Exercise brief:
Spot each line that carries the word "bedtime"; copy those lines.

-- start Record set --

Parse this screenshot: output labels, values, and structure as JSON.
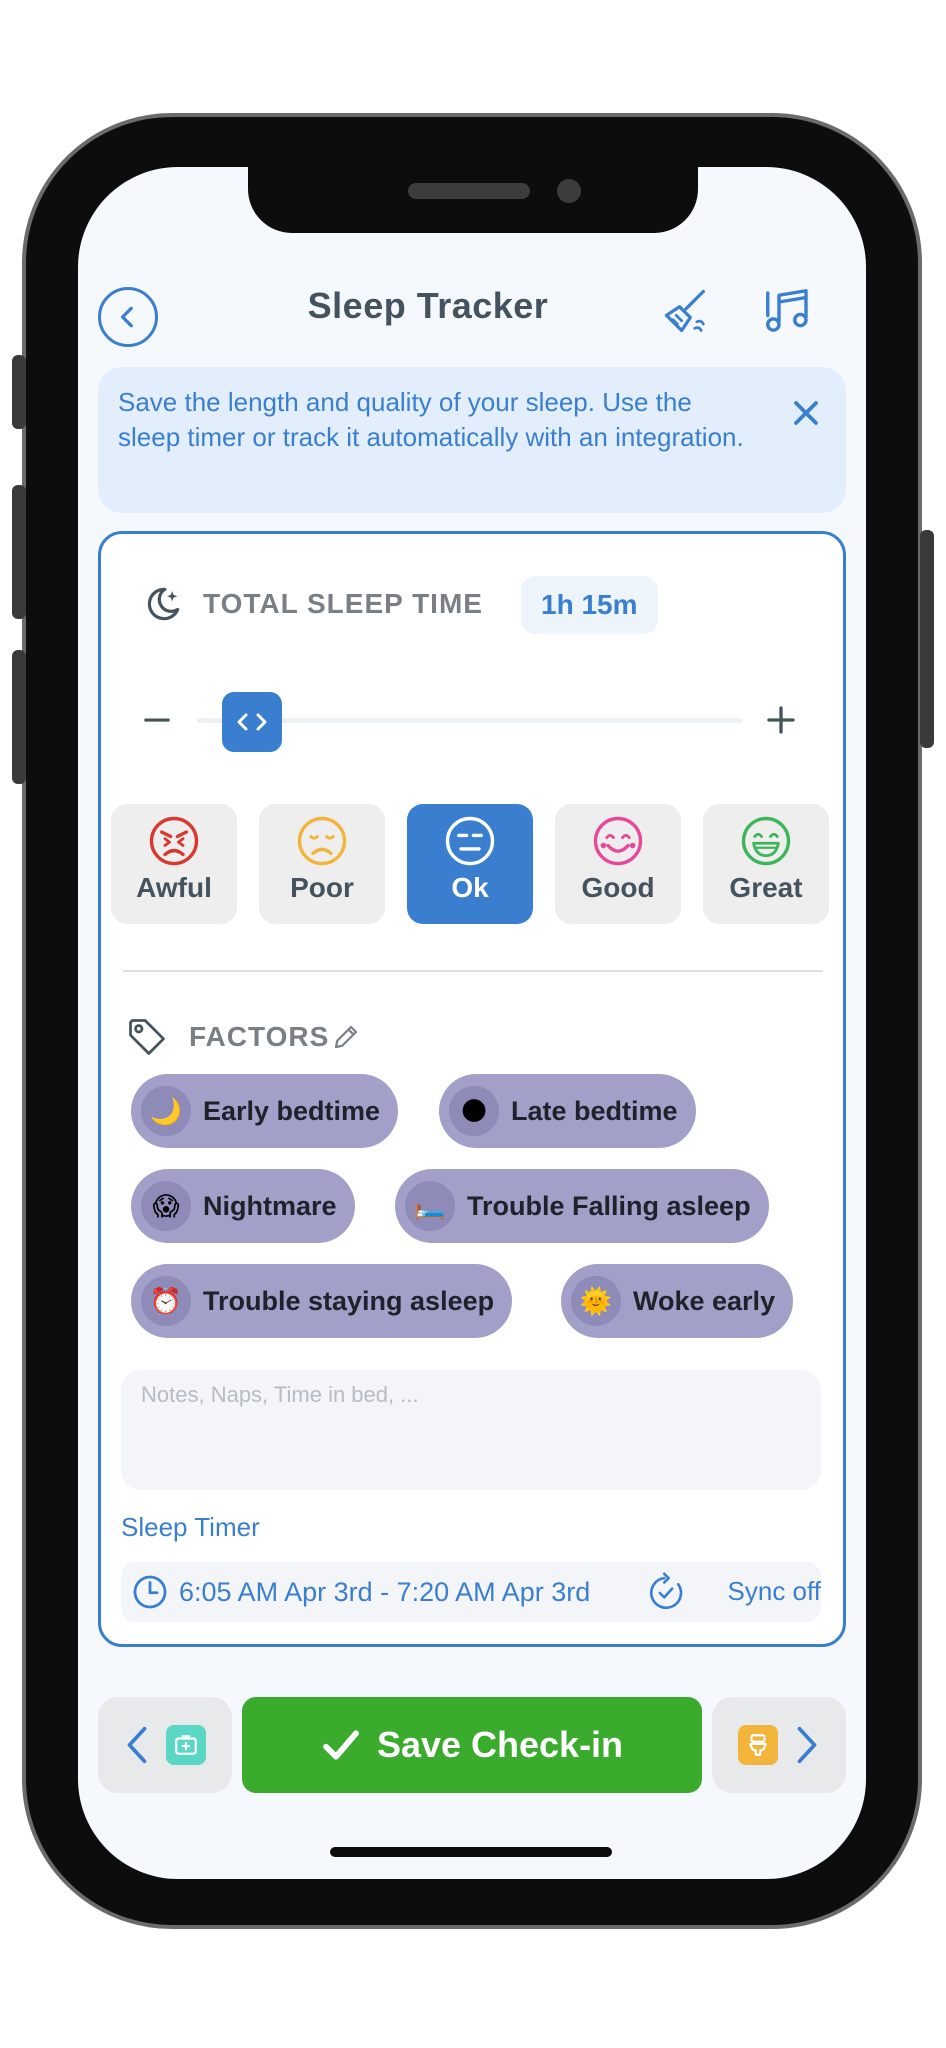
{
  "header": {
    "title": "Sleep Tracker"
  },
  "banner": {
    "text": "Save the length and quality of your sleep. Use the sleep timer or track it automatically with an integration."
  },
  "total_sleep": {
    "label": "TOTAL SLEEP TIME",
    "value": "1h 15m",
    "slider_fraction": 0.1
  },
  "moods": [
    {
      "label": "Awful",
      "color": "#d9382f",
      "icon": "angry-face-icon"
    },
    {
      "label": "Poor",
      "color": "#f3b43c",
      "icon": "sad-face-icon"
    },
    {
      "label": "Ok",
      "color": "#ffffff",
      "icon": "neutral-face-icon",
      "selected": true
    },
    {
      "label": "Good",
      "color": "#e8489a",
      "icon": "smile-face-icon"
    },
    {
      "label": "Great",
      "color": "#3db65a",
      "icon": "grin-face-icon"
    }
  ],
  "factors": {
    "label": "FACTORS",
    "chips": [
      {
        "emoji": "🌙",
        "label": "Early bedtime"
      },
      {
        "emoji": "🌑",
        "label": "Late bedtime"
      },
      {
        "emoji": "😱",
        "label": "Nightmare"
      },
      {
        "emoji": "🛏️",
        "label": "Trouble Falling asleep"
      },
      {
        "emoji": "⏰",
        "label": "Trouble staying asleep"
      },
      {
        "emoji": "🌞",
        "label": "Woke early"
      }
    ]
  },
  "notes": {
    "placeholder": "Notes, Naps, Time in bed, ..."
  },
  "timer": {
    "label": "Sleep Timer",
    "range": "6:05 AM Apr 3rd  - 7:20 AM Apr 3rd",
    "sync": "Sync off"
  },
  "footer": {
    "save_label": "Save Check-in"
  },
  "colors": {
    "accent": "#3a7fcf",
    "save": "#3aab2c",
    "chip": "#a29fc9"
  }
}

-- end Record set --

Written answer:
        "label": "Early bedtime"
        "label": "Late bedtime"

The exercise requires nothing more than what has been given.